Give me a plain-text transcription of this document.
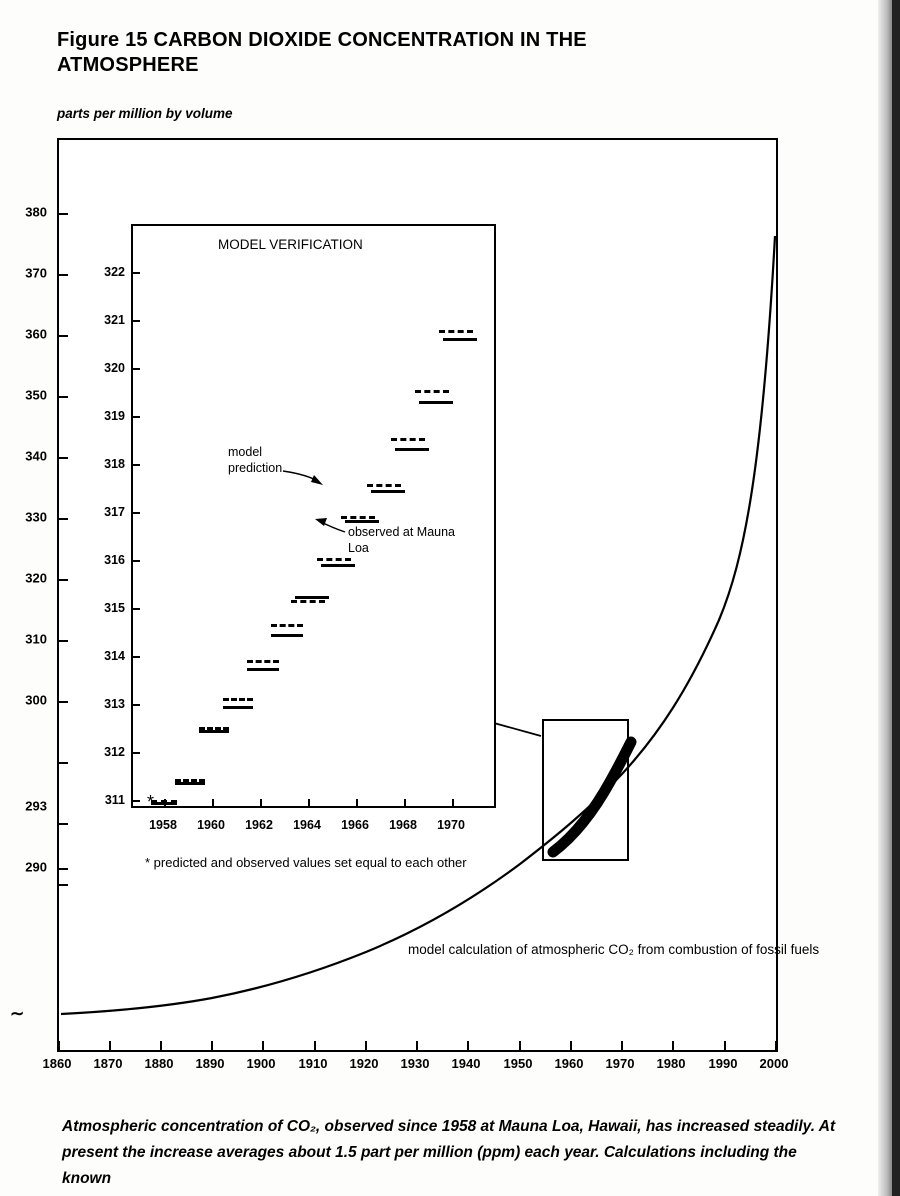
Figure 15 CARBON DIOXIDE CONCENTRATION IN THE ATMOSPHERE
parts per million by volume
*
380
370
360
350
340
330
320
310
300
293
290
∼
1860 1870 1880 1890 1900 1910 1920 1930 1940 1950 1960 1970 1980 1990 2000
MODEL VERIFICATION
*
model prediction
observed at Mauna Loa
311
312
313
314
315
316
317
318
319
320
321
322
1958 1960 1962 1964 1966 1968 1970
* predicted and observed values set equal to each other
model calculation of atmospheric CO₂ from combustion of fossil fuels
Atmospheric concentration of CO₂, observed since 1958 at Mauna Loa, Hawaii, has increased steadily. At present the increase averages about 1.5 part per million (ppm) each year. Calculations including the known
───
- [REQUEST] Copy each line of the records above that carries the word "observed".

- [OUTPUT BELOW]
observed at Mauna Loa
* predicted and observed values set equal to each other
Atmospheric concentration of CO₂, observed since 1958 at Mauna Loa, Hawaii, has increased steadily. At present the increase averages about 1.5 part per million (ppm) each year. Calculations including the known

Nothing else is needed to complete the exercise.